- [Task requirements]
Starting from the first line of the records and stopping after the line that contains "data-label: 3.5 <box>489 403 503 415</box>", update those lines by replacing "x-tick-label" with "x-axis-label", keeping everything else the same.

------------------------------------------------

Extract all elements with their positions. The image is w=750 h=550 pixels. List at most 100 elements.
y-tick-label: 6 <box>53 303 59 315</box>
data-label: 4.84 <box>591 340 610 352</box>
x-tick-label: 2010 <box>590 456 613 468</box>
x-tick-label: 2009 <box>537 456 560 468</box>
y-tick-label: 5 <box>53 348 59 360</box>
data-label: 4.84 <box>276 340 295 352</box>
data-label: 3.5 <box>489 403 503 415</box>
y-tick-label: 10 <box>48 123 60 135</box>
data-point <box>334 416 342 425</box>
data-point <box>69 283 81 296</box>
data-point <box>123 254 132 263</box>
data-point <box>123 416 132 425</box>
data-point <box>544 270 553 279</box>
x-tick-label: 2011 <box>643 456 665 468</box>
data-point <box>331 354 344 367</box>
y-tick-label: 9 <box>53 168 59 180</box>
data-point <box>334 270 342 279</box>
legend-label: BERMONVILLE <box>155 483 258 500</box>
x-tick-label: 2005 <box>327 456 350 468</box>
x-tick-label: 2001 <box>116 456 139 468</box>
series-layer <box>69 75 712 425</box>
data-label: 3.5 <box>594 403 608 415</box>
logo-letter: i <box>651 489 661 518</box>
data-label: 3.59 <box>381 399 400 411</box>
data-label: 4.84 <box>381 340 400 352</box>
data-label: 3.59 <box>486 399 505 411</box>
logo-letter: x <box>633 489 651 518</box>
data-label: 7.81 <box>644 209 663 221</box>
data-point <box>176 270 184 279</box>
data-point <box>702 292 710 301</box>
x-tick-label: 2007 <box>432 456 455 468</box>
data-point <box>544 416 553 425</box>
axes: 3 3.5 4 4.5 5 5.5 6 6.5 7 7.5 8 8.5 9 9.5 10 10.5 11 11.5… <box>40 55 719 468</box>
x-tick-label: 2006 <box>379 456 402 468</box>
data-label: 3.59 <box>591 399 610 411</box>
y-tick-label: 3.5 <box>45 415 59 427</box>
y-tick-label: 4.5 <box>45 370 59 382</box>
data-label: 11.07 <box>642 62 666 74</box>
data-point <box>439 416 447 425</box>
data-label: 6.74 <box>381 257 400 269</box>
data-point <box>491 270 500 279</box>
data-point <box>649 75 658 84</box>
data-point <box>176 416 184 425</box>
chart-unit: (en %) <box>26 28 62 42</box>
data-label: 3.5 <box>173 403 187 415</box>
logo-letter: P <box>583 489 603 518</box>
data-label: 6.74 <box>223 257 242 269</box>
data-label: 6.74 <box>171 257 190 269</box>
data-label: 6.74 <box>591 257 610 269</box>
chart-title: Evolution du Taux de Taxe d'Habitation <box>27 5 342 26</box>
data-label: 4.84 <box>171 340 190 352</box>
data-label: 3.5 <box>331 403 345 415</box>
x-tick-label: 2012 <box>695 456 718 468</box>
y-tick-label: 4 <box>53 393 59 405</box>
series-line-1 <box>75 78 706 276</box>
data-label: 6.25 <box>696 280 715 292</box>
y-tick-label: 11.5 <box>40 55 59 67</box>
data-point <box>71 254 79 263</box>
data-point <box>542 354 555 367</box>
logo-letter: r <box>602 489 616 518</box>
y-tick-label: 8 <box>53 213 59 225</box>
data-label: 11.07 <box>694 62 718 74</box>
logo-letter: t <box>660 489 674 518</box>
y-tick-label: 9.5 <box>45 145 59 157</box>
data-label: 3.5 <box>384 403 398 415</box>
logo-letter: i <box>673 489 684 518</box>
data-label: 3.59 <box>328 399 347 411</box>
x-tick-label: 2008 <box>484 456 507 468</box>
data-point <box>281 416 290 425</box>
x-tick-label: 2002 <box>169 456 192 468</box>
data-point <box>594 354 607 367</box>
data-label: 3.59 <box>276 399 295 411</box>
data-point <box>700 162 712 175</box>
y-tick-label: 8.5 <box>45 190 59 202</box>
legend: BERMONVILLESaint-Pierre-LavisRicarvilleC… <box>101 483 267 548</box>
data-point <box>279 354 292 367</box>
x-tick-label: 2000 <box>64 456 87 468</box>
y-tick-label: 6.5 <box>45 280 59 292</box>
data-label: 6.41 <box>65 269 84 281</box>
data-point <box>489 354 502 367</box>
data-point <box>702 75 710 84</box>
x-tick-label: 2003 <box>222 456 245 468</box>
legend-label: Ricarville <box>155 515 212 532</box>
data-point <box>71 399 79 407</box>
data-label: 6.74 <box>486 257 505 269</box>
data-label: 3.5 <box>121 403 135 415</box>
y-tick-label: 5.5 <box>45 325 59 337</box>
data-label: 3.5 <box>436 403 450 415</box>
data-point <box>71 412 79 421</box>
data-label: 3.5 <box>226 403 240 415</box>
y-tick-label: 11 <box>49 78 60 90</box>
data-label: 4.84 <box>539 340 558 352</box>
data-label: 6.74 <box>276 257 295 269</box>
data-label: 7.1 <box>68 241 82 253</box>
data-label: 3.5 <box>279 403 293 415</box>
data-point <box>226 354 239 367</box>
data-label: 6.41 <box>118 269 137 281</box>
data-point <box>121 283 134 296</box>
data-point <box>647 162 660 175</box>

------------------------------------------------

- [Solution to the problem]
Extract all elements with their positions. The image is w=750 h=550 pixels. List at most 100 elements.
y-tick-label: 6 <box>53 303 59 315</box>
data-label: 4.84 <box>591 340 610 352</box>
x-axis-label: 2010 <box>590 456 613 468</box>
x-axis-label: 2009 <box>537 456 560 468</box>
y-tick-label: 5 <box>53 348 59 360</box>
data-label: 4.84 <box>276 340 295 352</box>
data-label: 3.5 <box>489 403 503 415</box>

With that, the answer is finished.